LaHood and pay-to-play corruption

Public Citizen recently published a press release calling for Transportation Secretary Ray LaHood to end the Federal Highway Administration’s (FHWA) practice of withholding funding from states seeking to curb corruption by enacting “pay-to-play” reforms. There are pay-to-play laws in several states (CT, IL, NJ, CO, SC, OH, KY, WV, OH) which could absurdly jeopardize their receipt of federal transportation funding - including stimulus money.

What Is a “Pay-to-Play” Contract?

‘Pay-to-play’ scenarios occur when businesses and potential contractors offer campaign contributions to public officials with the specific intention of gaining lucrative government contracts in the future. These self-interested contributions not only fuel the negative image of government contracts as widely corrupt, but actively create the real possibility that contracts will be awarded based on campaign contributions rather than professional merit.

What Can We Do?

States must be allowed to curb corruption by passing tough laws ending pay-to-play politics. The federal government should have no policy that undermines those efforts.

*Supplied data*

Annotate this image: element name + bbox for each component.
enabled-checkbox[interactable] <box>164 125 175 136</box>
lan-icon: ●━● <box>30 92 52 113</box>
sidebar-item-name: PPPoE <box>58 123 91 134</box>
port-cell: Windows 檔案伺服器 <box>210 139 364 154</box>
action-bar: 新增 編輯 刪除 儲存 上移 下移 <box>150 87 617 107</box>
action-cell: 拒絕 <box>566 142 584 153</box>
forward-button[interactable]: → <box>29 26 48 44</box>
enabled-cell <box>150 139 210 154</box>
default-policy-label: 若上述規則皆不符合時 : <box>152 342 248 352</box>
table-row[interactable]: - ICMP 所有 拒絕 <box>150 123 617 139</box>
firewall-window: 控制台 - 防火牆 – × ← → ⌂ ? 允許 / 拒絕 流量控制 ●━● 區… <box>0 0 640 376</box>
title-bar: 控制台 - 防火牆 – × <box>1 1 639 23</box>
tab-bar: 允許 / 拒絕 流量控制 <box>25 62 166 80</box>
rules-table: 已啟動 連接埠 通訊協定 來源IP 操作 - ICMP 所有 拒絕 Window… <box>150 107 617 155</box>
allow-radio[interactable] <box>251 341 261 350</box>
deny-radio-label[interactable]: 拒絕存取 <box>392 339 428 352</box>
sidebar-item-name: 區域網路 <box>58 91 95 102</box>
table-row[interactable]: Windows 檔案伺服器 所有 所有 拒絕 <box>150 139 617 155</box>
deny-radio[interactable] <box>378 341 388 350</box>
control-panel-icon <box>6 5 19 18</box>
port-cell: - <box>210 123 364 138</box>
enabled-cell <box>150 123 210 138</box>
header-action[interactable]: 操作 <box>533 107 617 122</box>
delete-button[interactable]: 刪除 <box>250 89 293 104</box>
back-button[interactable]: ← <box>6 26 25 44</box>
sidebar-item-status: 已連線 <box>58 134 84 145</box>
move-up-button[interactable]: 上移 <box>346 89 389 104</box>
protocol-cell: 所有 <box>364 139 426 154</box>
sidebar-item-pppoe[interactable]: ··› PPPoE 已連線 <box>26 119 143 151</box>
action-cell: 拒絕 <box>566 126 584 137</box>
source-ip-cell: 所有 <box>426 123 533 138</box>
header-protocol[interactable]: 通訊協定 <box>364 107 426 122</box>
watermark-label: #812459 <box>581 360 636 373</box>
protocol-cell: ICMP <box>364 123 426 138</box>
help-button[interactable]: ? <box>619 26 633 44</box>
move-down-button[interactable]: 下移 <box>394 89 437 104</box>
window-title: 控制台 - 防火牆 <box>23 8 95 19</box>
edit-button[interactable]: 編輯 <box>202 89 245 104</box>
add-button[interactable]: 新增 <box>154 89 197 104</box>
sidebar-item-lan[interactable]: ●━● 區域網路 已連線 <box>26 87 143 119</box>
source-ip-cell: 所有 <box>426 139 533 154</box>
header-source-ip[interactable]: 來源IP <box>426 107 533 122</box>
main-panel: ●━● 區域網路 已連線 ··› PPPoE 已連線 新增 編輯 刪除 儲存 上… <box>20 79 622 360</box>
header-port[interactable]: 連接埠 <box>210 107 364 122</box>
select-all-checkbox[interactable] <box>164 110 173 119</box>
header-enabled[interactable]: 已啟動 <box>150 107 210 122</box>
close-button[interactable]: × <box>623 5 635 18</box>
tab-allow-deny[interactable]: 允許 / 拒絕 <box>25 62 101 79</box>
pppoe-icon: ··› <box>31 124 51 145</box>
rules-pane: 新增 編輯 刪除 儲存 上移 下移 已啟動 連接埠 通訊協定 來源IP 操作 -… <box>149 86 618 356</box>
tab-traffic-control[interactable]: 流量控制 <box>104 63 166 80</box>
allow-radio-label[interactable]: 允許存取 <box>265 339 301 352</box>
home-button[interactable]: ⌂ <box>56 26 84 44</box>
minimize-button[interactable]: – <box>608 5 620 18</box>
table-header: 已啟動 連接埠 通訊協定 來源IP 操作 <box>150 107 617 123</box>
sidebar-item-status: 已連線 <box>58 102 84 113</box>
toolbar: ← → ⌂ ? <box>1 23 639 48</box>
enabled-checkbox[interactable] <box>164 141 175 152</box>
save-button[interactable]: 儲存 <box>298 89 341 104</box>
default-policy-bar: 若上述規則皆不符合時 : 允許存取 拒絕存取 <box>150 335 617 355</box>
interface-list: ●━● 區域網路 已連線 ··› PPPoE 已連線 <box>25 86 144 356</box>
---
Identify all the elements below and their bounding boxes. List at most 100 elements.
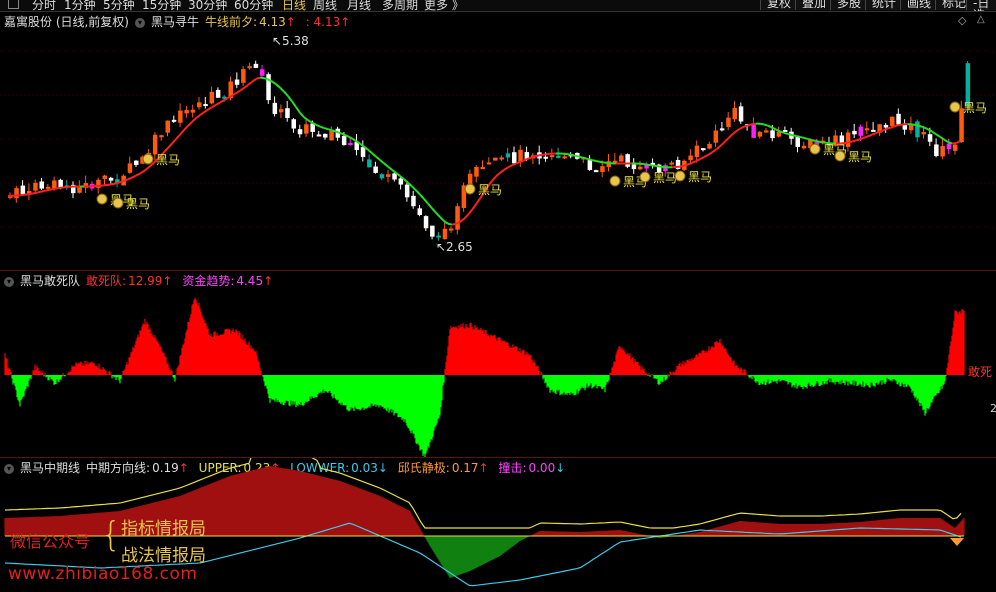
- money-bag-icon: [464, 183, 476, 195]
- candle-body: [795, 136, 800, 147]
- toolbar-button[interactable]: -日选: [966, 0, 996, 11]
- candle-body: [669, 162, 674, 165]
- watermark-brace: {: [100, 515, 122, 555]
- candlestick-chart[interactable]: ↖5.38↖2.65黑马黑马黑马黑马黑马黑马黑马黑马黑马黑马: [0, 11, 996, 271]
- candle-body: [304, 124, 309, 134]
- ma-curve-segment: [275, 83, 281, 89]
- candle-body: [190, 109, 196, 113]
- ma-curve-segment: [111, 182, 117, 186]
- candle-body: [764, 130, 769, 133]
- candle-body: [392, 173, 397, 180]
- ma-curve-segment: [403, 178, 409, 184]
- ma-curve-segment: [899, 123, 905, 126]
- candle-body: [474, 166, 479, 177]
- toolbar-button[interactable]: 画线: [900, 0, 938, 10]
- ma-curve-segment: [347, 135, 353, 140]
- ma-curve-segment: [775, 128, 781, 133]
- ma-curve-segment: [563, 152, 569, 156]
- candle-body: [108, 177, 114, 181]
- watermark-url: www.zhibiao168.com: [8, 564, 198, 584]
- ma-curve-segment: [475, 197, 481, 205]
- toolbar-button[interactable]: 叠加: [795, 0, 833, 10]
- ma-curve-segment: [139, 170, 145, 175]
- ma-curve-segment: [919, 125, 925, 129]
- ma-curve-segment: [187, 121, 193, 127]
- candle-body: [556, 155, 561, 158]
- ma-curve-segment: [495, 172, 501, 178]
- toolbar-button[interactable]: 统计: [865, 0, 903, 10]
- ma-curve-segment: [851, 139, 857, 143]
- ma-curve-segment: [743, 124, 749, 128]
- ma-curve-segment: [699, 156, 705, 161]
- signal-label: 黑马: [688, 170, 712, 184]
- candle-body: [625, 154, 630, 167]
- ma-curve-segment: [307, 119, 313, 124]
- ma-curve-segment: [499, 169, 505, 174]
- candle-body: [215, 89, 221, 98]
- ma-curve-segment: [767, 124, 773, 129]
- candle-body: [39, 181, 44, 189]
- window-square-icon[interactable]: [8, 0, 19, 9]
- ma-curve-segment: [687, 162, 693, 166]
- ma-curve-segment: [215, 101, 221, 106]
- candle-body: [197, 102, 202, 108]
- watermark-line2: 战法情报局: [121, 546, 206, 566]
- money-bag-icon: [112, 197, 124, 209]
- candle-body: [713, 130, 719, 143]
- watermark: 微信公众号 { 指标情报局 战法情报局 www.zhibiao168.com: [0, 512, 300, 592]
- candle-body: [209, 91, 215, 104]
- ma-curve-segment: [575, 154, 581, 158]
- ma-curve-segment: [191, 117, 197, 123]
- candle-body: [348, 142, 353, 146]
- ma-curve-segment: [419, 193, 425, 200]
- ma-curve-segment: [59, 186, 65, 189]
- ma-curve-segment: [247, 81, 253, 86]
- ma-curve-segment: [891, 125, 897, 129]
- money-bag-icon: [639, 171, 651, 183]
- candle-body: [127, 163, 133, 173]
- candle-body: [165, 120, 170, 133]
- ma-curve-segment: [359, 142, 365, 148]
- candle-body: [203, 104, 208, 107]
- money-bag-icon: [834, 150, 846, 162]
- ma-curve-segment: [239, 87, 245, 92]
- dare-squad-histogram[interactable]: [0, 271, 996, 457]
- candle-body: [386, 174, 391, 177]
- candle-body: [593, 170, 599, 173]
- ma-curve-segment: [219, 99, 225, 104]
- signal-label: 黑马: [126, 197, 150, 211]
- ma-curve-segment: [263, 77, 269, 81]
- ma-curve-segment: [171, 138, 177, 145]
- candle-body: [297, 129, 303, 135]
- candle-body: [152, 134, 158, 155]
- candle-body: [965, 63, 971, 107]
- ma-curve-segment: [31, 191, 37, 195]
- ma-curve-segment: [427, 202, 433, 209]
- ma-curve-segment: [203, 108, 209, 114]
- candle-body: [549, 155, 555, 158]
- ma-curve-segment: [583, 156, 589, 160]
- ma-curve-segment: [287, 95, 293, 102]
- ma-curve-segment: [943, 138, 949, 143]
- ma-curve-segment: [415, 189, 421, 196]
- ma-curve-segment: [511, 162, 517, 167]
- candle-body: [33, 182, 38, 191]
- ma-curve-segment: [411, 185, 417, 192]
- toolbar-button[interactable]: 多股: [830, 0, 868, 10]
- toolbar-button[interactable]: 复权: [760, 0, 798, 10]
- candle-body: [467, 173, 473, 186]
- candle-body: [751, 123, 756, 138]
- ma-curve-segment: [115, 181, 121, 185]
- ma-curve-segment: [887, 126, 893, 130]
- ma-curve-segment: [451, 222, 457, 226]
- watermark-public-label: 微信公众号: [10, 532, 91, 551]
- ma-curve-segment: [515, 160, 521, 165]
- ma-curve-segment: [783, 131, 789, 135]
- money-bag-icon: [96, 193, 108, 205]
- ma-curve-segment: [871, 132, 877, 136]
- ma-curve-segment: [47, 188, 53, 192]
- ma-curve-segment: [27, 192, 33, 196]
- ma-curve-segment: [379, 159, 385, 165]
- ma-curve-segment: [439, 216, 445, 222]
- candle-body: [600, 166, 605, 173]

*Short task 1*
Duplicate the records word for word, everything from the line containing "- money-bag-icon: [464, 183, 476, 195]" down to the line containing "515, 122, 555]", with both of those lines included.
*Short task 2*
Finish out the next part of the piece on pay-to-play corruption, continuing after its final sentence.

*Exercise response 1*
- money-bag-icon: [464, 183, 476, 195]
- candle-body: [795, 136, 800, 147]
- toolbar-button[interactable]: -日选: [966, 0, 996, 11]
- candle-body: [669, 162, 674, 165]
- watermark-brace: {: [100, 515, 122, 555]

*Exercise response 2*
LaHood has an opportunity to do this. By proactively creating a formal new policy preventing administrators from withholding federal funding from states combating corruption in contracts, LaHood can rescind these Bush Administration practices and send a strong, positive message to other states that are considering enacting pay-to-play laws of their own.

With $45 billion allocated to transportation projects in the recently signed stimulus package, LaHood must formalize new policy in order to allow states to reform pay-to-play corruption. Help us convince LaHood to take this sensible action.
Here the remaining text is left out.